Exercise aim
Can you pull out each line of the data below that includes the word "telegram"?

Record list
*-*-*
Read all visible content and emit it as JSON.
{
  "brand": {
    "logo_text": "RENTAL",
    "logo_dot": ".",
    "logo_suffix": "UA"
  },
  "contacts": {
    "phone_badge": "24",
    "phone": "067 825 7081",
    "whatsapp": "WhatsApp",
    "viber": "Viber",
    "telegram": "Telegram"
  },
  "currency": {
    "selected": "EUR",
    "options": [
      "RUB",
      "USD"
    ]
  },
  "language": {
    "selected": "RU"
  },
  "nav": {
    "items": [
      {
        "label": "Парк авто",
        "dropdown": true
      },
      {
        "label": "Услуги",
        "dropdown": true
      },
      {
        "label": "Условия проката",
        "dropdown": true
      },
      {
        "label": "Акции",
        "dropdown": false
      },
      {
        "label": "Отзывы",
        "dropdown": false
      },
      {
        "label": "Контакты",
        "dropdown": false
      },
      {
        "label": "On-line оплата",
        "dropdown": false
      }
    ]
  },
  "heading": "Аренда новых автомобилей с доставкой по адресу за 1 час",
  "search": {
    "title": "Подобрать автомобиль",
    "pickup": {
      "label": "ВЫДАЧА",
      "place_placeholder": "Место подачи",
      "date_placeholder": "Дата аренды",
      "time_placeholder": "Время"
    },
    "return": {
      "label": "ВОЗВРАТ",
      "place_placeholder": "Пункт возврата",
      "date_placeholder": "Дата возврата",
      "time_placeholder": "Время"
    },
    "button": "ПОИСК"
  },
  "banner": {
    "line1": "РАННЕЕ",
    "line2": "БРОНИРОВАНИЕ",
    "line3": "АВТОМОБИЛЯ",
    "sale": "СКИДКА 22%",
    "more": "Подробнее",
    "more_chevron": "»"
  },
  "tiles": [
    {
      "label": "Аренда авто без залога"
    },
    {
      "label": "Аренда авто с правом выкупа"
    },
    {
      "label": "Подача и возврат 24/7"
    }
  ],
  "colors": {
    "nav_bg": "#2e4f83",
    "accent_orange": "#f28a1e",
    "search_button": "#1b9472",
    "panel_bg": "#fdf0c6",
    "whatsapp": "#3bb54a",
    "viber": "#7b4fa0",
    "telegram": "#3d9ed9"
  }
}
*-*-*
Response to this exercise
    "telegram": "Telegram"
    "telegram": "#3d9ed9"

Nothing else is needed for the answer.